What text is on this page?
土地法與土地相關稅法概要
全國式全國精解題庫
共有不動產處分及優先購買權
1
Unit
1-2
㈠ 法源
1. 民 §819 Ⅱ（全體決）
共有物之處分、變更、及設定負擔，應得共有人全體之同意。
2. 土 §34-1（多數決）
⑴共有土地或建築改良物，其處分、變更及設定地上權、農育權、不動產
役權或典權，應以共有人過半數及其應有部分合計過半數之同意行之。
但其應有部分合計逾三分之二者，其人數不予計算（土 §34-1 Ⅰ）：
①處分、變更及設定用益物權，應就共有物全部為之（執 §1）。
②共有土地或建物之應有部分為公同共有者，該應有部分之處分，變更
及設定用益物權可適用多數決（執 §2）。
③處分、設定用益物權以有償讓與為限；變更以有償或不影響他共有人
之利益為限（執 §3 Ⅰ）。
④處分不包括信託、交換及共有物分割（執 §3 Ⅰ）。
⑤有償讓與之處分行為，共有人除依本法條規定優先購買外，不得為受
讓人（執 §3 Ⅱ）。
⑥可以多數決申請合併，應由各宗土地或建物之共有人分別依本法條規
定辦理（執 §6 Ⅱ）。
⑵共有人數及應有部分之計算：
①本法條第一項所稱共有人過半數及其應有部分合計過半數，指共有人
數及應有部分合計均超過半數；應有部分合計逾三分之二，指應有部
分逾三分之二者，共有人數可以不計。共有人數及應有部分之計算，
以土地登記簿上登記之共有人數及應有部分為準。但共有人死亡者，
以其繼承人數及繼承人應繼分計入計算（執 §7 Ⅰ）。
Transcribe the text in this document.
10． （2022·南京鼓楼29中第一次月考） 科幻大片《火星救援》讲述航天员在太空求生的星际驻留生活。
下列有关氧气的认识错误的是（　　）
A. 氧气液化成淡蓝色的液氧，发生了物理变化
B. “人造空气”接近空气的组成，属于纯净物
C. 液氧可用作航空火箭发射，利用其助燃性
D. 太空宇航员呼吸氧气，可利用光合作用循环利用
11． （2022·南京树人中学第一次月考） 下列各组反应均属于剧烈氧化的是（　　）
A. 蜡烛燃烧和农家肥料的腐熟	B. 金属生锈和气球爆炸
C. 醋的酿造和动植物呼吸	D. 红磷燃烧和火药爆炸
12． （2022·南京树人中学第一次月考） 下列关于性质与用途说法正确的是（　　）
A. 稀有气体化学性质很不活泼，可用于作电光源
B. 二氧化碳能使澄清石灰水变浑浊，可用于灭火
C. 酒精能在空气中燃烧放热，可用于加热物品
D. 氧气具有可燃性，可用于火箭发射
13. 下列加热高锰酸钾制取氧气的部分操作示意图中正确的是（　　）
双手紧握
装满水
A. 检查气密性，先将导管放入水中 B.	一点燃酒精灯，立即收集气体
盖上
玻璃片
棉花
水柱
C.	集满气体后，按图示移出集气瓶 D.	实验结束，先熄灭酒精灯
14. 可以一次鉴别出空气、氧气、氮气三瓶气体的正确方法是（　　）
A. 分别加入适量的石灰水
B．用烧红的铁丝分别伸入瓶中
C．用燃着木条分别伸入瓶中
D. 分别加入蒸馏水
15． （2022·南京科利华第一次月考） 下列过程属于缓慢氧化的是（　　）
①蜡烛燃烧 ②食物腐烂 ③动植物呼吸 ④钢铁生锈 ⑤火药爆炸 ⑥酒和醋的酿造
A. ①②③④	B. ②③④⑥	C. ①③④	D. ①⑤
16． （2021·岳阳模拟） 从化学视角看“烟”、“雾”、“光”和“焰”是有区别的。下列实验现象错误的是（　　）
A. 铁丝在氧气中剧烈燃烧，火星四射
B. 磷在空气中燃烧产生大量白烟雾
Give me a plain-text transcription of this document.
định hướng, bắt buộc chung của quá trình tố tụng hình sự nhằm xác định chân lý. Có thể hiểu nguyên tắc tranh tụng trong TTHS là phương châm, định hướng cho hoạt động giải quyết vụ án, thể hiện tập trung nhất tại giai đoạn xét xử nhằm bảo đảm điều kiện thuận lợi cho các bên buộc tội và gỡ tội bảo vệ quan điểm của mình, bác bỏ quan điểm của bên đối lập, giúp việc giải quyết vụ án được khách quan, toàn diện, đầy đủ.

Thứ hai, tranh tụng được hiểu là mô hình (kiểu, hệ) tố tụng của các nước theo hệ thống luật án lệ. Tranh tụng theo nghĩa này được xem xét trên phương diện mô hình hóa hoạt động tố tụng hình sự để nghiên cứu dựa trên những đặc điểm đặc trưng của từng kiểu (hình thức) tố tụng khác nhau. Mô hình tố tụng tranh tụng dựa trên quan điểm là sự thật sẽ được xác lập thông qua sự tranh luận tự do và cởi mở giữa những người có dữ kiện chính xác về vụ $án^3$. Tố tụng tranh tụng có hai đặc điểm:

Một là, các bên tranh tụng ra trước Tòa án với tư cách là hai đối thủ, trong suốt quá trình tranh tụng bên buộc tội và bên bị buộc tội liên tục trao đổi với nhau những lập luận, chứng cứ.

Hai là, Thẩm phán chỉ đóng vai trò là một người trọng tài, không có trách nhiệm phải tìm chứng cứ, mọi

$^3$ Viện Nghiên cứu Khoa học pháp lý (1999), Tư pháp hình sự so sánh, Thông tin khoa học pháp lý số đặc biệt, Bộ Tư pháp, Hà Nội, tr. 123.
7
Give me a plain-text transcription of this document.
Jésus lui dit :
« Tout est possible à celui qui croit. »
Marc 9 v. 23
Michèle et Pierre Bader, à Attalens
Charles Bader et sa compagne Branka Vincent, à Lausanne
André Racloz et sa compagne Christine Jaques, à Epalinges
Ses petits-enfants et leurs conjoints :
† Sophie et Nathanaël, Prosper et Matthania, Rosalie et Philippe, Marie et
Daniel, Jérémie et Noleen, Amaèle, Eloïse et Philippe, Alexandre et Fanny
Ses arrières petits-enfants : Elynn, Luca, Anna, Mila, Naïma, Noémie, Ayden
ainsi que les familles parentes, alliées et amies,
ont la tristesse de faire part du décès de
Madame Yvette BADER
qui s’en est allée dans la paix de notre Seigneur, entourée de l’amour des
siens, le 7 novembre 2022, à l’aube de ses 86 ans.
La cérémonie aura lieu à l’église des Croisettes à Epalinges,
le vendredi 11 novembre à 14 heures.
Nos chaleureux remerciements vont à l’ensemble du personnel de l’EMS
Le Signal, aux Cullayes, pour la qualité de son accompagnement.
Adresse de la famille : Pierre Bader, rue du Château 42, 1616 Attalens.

**Problem details:** Reproduce every line of the listing above in which the string "buộc" appears.

**The answer:**
định hướng, bắt buộc chung của quá trình tố tụng hình sự nhằm xác định chân lý. Có thể hiểu nguyên tắc tranh tụng trong TTHS là phương châm, định hướng cho hoạt động giải quyết vụ án, thể hiện tập trung nhất tại giai đoạn xét xử nhằm bảo đảm điều kiện thuận lợi cho các bên buộc tội và gỡ tội bảo vệ quan điểm của mình, bác bỏ quan điểm của bên đối lập, giúp việc giải quyết vụ án được khách quan, toàn diện, đầy đủ.
Một là, các bên tranh tụng ra trước Tòa án với tư cách là hai đối thủ, trong suốt quá trình tranh tụng bên buộc tội và bên bị buộc tội liên tục trao đổi với nhau những lập luận, chứng cứ.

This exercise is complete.